The exercise:
Every line of the listing must be reproduced as it stands. Leave the images behind.

Given data:
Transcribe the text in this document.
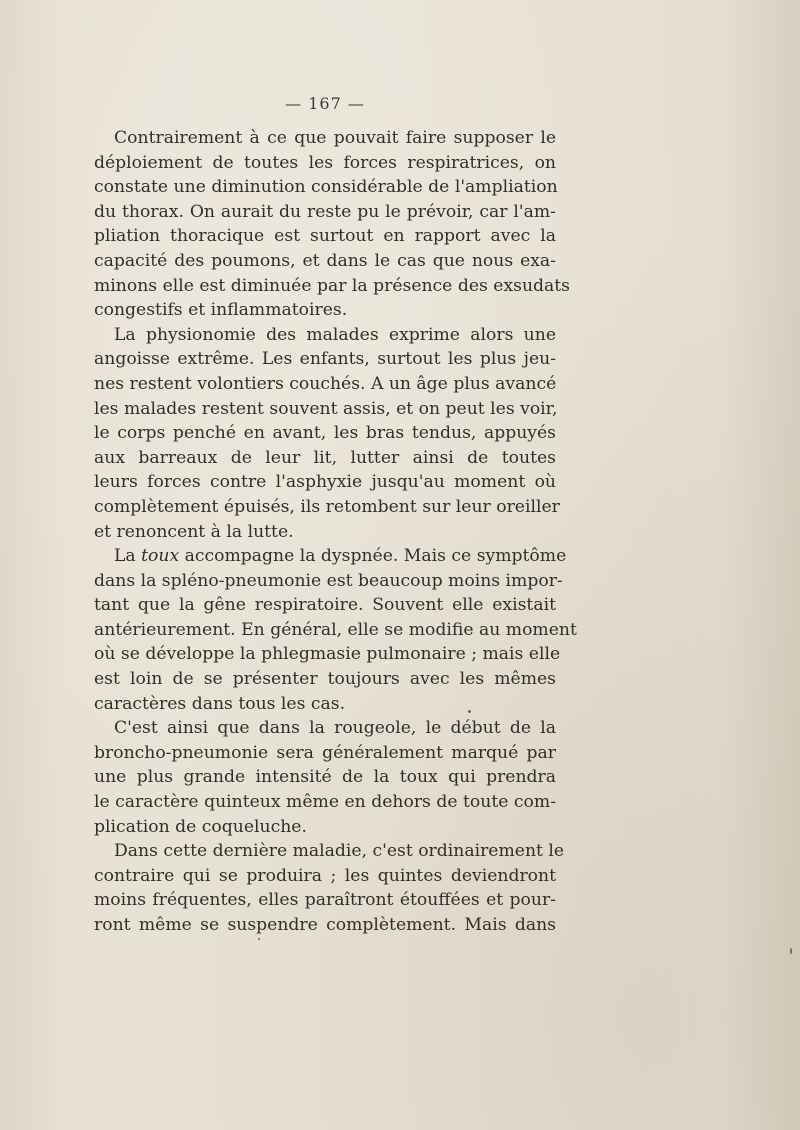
— 167 —
Contrairement à ce que pouvait faire supposer le
déploiement de toutes les forces respiratrices, on
constate une diminution considérable de l'ampliation
du thorax. On aurait du reste pu le prévoir, car l'am-
pliation thoracique est surtout en rapport avec la
capacité des poumons, et dans le cas que nous exa-
minons elle est diminuée par la présence des exsudats
congestifs et inflammatoires.
La physionomie des malades exprime alors une
angoisse extrême. Les enfants, surtout les plus jeu-
nes restent volontiers couchés. A un âge plus avancé
les malades restent souvent assis, et on peut les voir,
le corps penché en avant, les bras tendus, appuyés
aux barreaux de leur lit, lutter ainsi de toutes
leurs forces contre l'asphyxie jusqu'au moment où
complètement épuisés, ils retombent sur leur oreiller
et renoncent à la lutte.
La toux accompagne la dyspnée. Mais ce symptôme
dans la spléno-pneumonie est beaucoup moins impor-
tant que la gêne respiratoire. Souvent elle existait
antérieurement. En général, elle se modifie au moment
où se développe la phlegmasie pulmonaire ; mais elle
est loin de se présenter toujours avec les mêmes
caractères dans tous les cas.
C'est ainsi que dans la rougeole, le début de la
broncho-pneumonie sera généralement marqué par
une plus grande intensité de la toux qui prendra
le caractère quinteux même en dehors de toute com-
plication de coqueluche.
Dans cette dernière maladie, c'est ordinairement le
contraire qui se produira ; les quintes deviendront
moins fréquentes, elles paraîtront étouffées et pour-
ront même se suspendre complètement. Mais dans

Exercise result:
Transcribe the text in this document.
— 167 —
Contrairement à ce que pouvait faire supposer le
déploiement de toutes les forces respiratrices, on
constate une diminution considérable de l'ampliation
du thorax. On aurait du reste pu le prévoir, car l'am-
pliation thoracique est surtout en rapport avec la
capacité des poumons, et dans le cas que nous exa-
minons elle est diminuée par la présence des exsudats
congestifs et inflammatoires.
La physionomie des malades exprime alors une
angoisse extrême. Les enfants, surtout les plus jeu-
nes restent volontiers couchés. A un âge plus avancé
les malades restent souvent assis, et on peut les voir,
le corps penché en avant, les bras tendus, appuyés
aux barreaux de leur lit, lutter ainsi de toutes
leurs forces contre l'asphyxie jusqu'au moment où
complètement épuisés, ils retombent sur leur oreiller
et renoncent à la lutte.
La toux accompagne la dyspnée. Mais ce symptôme
dans la spléno-pneumonie est beaucoup moins impor-
tant que la gêne respiratoire. Souvent elle existait
antérieurement. En général, elle se modifie au moment
où se développe la phlegmasie pulmonaire ; mais elle
est loin de se présenter toujours avec les mêmes
caractères dans tous les cas.
C'est ainsi que dans la rougeole, le début de la
broncho-pneumonie sera généralement marqué par
une plus grande intensité de la toux qui prendra
le caractère quinteux même en dehors de toute com-
plication de coqueluche.
Dans cette dernière maladie, c'est ordinairement le
contraire qui se produira ; les quintes deviendront
moins fréquentes, elles paraîtront étouffées et pour-
ront même se suspendre complètement. Mais dans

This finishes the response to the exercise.